─── Information supplied

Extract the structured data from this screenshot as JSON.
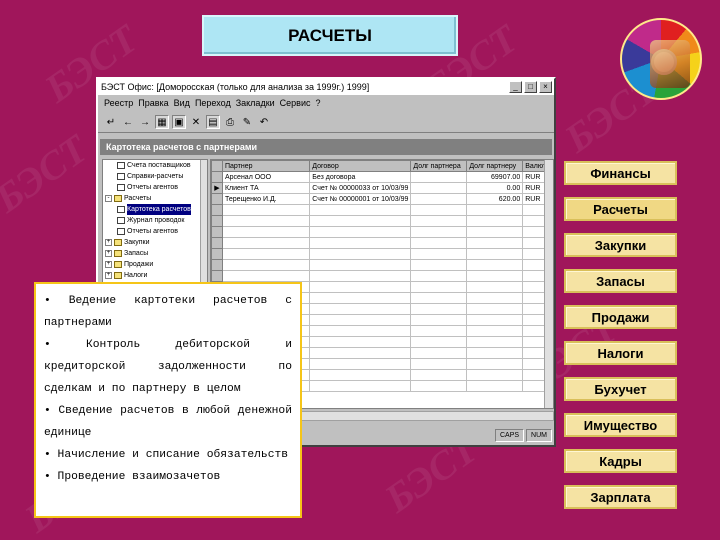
{
  "slide": {
    "title": "РАСЧЕТЫ",
    "watermark": "БЭСТ",
    "accent_colors": {
      "background": "#a0165b",
      "button": "#f5e3a3",
      "title_box": "#aee6f4",
      "panel_border": "#f5c518"
    }
  },
  "app": {
    "window_title": "БЭСТ Офис: [Доморосская (только для анализа за 1999г.) 1999]",
    "window_buttons": [
      "_",
      "□",
      "×"
    ],
    "menu": [
      "Реестр",
      "Правка",
      "Вид",
      "Переход",
      "Закладки",
      "Сервис",
      "?"
    ],
    "toolbar_icons": [
      "enter-icon",
      "back-icon",
      "forward-icon",
      "grid-icon",
      "open-icon",
      "close-icon",
      "filter-icon",
      "print-icon",
      "edit-icon",
      "undo-icon"
    ],
    "section_title": "Картотека расчетов с партнерами",
    "tree": [
      {
        "label": "Счета поставщиков",
        "kind": "doc"
      },
      {
        "label": "Справки-расчеты",
        "kind": "doc"
      },
      {
        "label": "Отчеты агентов",
        "kind": "doc"
      },
      {
        "label": "Расчеты",
        "kind": "folder",
        "toggle": "-"
      },
      {
        "label": "Картотека расчетов",
        "kind": "doc",
        "selected": true
      },
      {
        "label": "Журнал проводок",
        "kind": "doc"
      },
      {
        "label": "Отчеты агентов",
        "kind": "doc"
      },
      {
        "label": "Закупки",
        "kind": "folder",
        "toggle": "+"
      },
      {
        "label": "Запасы",
        "kind": "folder",
        "toggle": "+"
      },
      {
        "label": "Продажи",
        "kind": "folder",
        "toggle": "+"
      },
      {
        "label": "Налоги",
        "kind": "folder",
        "toggle": "+"
      }
    ],
    "grid": {
      "columns": [
        "Партнер",
        "Договор",
        "Долг партнера",
        "Долг партнеру",
        "Валюта"
      ],
      "rows": [
        [
          "Арсенал ООО",
          "Без договора",
          "",
          "69907.00",
          "RUR"
        ],
        [
          "Клиент ТА",
          "Счет № 00000033 от 10/03/99",
          "",
          "0.00",
          "RUR"
        ],
        [
          "Терещенко И.Д.",
          "Счет № 00000001 от 10/03/99",
          "",
          "620.00",
          "RUR"
        ]
      ],
      "current_row": 1
    },
    "status": [
      "CAPS",
      "NUM"
    ]
  },
  "info_panel": {
    "bullets": [
      "• Ведение картотеки расчетов с партнерами",
      "• Контроль дебиторской и кредиторской задолженности по сделкам и по партнеру в целом",
      "• Сведение расчетов в любой денежной единице",
      "• Начисление и списание обязательств",
      "• Проведение взаимозачетов"
    ]
  },
  "nav_menu": {
    "items": [
      "Финансы",
      "Расчеты",
      "Закупки",
      "Запасы",
      "Продажи",
      "Налоги",
      "Бухучет",
      "Имущество",
      "Кадры",
      "Зарплата"
    ],
    "active": "Расчеты"
  }
}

──────

Instructions to follow: Transcribe the records verbatim and omit the images.

Written answer:
Extract the structured data from this screenshot as JSON.
{
  "slide": {
    "title": "РАСЧЕТЫ",
    "watermark": "БЭСТ",
    "accent_colors": {
      "background": "#a0165b",
      "button": "#f5e3a3",
      "title_box": "#aee6f4",
      "panel_border": "#f5c518"
    }
  },
  "app": {
    "window_title": "БЭСТ Офис: [Доморосская (только для анализа за 1999г.) 1999]",
    "window_buttons": [
      "_",
      "□",
      "×"
    ],
    "menu": [
      "Реестр",
      "Правка",
      "Вид",
      "Переход",
      "Закладки",
      "Сервис",
      "?"
    ],
    "toolbar_icons": [
      "enter-icon",
      "back-icon",
      "forward-icon",
      "grid-icon",
      "open-icon",
      "close-icon",
      "filter-icon",
      "print-icon",
      "edit-icon",
      "undo-icon"
    ],
    "section_title": "Картотека расчетов с партнерами",
    "tree": [
      {
        "label": "Счета поставщиков",
        "kind": "doc"
      },
      {
        "label": "Справки-расчеты",
        "kind": "doc"
      },
      {
        "label": "Отчеты агентов",
        "kind": "doc"
      },
      {
        "label": "Расчеты",
        "kind": "folder",
        "toggle": "-"
      },
      {
        "label": "Картотека расчетов",
        "kind": "doc",
        "selected": true
      },
      {
        "label": "Журнал проводок",
        "kind": "doc"
      },
      {
        "label": "Отчеты агентов",
        "kind": "doc"
      },
      {
        "label": "Закупки",
        "kind": "folder",
        "toggle": "+"
      },
      {
        "label": "Запасы",
        "kind": "folder",
        "toggle": "+"
      },
      {
        "label": "Продажи",
        "kind": "folder",
        "toggle": "+"
      },
      {
        "label": "Налоги",
        "kind": "folder",
        "toggle": "+"
      }
    ],
    "grid": {
      "columns": [
        "Партнер",
        "Договор",
        "Долг партнера",
        "Долг партнеру",
        "Валюта"
      ],
      "rows": [
        [
          "Арсенал ООО",
          "Без договора",
          "",
          "69907.00",
          "RUR"
        ],
        [
          "Клиент ТА",
          "Счет № 00000033 от 10/03/99",
          "",
          "0.00",
          "RUR"
        ],
        [
          "Терещенко И.Д.",
          "Счет № 00000001 от 10/03/99",
          "",
          "620.00",
          "RUR"
        ]
      ],
      "current_row": 1
    },
    "status": [
      "CAPS",
      "NUM"
    ]
  },
  "info_panel": {
    "bullets": [
      "• Ведение картотеки расчетов с партнерами",
      "• Контроль дебиторской и кредиторской задолженности по сделкам и по партнеру в целом",
      "• Сведение расчетов в любой денежной единице",
      "• Начисление и списание обязательств",
      "• Проведение взаимозачетов"
    ]
  },
  "nav_menu": {
    "items": [
      "Финансы",
      "Расчеты",
      "Закупки",
      "Запасы",
      "Продажи",
      "Налоги",
      "Бухучет",
      "Имущество",
      "Кадры",
      "Зарплата"
    ],
    "active": "Расчеты"
  }
}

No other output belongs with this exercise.